**Exercise details**
Your task is to copy every entry exactly.

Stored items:
"""
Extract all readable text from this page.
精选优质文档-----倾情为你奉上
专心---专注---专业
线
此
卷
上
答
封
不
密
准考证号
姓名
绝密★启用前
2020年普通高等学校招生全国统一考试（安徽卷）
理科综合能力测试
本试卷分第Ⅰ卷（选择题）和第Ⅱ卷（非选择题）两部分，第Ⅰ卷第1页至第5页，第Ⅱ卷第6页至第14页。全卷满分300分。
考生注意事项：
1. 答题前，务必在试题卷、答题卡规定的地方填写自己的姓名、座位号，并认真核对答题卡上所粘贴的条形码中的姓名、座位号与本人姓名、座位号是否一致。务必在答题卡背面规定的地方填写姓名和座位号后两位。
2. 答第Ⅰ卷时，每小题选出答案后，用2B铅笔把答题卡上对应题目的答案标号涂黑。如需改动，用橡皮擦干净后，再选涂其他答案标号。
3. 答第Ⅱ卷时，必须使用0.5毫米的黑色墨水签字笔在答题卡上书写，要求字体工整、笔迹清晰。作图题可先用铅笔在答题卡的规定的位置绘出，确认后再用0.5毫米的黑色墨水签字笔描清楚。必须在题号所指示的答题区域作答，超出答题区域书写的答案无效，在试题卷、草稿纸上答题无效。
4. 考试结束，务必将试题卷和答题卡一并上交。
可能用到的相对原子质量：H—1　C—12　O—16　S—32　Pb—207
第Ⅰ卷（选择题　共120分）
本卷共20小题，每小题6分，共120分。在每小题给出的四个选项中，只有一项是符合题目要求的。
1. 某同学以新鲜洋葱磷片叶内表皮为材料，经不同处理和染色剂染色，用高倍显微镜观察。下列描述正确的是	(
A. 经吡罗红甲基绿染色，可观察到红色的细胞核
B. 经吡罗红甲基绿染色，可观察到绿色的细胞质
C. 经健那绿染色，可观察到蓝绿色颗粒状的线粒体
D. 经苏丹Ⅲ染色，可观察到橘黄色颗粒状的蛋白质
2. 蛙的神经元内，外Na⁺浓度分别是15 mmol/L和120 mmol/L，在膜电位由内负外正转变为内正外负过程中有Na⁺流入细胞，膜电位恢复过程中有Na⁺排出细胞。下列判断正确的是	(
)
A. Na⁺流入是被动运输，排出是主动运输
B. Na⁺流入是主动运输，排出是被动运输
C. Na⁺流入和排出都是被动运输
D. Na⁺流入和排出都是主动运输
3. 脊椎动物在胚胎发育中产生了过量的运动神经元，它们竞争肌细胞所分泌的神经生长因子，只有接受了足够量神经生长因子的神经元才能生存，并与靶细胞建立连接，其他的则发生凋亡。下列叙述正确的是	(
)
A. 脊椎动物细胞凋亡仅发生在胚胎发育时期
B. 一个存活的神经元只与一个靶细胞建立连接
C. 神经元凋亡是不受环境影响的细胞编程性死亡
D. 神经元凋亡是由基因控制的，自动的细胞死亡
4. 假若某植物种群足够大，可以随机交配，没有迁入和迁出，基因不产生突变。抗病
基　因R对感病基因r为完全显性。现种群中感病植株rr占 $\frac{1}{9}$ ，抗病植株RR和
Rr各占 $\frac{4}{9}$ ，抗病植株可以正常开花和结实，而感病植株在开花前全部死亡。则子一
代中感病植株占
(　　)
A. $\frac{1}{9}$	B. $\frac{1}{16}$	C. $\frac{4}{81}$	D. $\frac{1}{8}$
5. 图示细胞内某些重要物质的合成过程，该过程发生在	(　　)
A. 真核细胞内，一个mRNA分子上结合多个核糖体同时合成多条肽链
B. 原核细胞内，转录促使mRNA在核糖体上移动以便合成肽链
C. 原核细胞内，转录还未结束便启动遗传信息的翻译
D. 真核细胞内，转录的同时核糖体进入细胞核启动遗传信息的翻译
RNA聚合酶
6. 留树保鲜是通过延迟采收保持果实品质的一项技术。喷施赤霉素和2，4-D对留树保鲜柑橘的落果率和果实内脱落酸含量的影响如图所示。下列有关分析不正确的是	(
"""
**Output of the task**
Extract all readable text from this page.
精选优质文档-----倾情为你奉上
专心---专注---专业
线
此
卷
上
答
封
不
密
准考证号
姓名
绝密★启用前
2020年普通高等学校招生全国统一考试（安徽卷）
理科综合能力测试
本试卷分第Ⅰ卷（选择题）和第Ⅱ卷（非选择题）两部分，第Ⅰ卷第1页至第5页，第Ⅱ卷第6页至第14页。全卷满分300分。
考生注意事项：
1. 答题前，务必在试题卷、答题卡规定的地方填写自己的姓名、座位号，并认真核对答题卡上所粘贴的条形码中的姓名、座位号与本人姓名、座位号是否一致。务必在答题卡背面规定的地方填写姓名和座位号后两位。
2. 答第Ⅰ卷时，每小题选出答案后，用2B铅笔把答题卡上对应题目的答案标号涂黑。如需改动，用橡皮擦干净后，再选涂其他答案标号。
3. 答第Ⅱ卷时，必须使用0.5毫米的黑色墨水签字笔在答题卡上书写，要求字体工整、笔迹清晰。作图题可先用铅笔在答题卡的规定的位置绘出，确认后再用0.5毫米的黑色墨水签字笔描清楚。必须在题号所指示的答题区域作答，超出答题区域书写的答案无效，在试题卷、草稿纸上答题无效。
4. 考试结束，务必将试题卷和答题卡一并上交。
可能用到的相对原子质量：H—1　C—12　O—16　S—32　Pb—207
第Ⅰ卷（选择题　共120分）
本卷共20小题，每小题6分，共120分。在每小题给出的四个选项中，只有一项是符合题目要求的。
1. 某同学以新鲜洋葱磷片叶内表皮为材料，经不同处理和染色剂染色，用高倍显微镜观察。下列描述正确的是	(
A. 经吡罗红甲基绿染色，可观察到红色的细胞核
B. 经吡罗红甲基绿染色，可观察到绿色的细胞质
C. 经健那绿染色，可观察到蓝绿色颗粒状的线粒体
D. 经苏丹Ⅲ染色，可观察到橘黄色颗粒状的蛋白质
2. 蛙的神经元内，外Na⁺浓度分别是15 mmol/L和120 mmol/L，在膜电位由内负外正转变为内正外负过程中有Na⁺流入细胞，膜电位恢复过程中有Na⁺排出细胞。下列判断正确的是	(
)
A. Na⁺流入是被动运输，排出是主动运输
B. Na⁺流入是主动运输，排出是被动运输
C. Na⁺流入和排出都是被动运输
D. Na⁺流入和排出都是主动运输
3. 脊椎动物在胚胎发育中产生了过量的运动神经元，它们竞争肌细胞所分泌的神经生长因子，只有接受了足够量神经生长因子的神经元才能生存，并与靶细胞建立连接，其他的则发生凋亡。下列叙述正确的是	(
)
A. 脊椎动物细胞凋亡仅发生在胚胎发育时期
B. 一个存活的神经元只与一个靶细胞建立连接
C. 神经元凋亡是不受环境影响的细胞编程性死亡
D. 神经元凋亡是由基因控制的，自动的细胞死亡
4. 假若某植物种群足够大，可以随机交配，没有迁入和迁出，基因不产生突变。抗病
基　因R对感病基因r为完全显性。现种群中感病植株rr占 $\frac{1}{9}$ ，抗病植株RR和
Rr各占 $\frac{4}{9}$ ，抗病植株可以正常开花和结实，而感病植株在开花前全部死亡。则子一
代中感病植株占
(　　)
A. $\frac{1}{9}$	B. $\frac{1}{16}$	C. $\frac{4}{81}$	D. $\frac{1}{8}$
5. 图示细胞内某些重要物质的合成过程，该过程发生在	(　　)
A. 真核细胞内，一个mRNA分子上结合多个核糖体同时合成多条肽链
B. 原核细胞内，转录促使mRNA在核糖体上移动以便合成肽链
C. 原核细胞内，转录还未结束便启动遗传信息的翻译
D. 真核细胞内，转录的同时核糖体进入细胞核启动遗传信息的翻译
RNA聚合酶
6. 留树保鲜是通过延迟采收保持果实品质的一项技术。喷施赤霉素和2，4-D对留树保鲜柑橘的落果率和果实内脱落酸含量的影响如图所示。下列有关分析不正确的是	(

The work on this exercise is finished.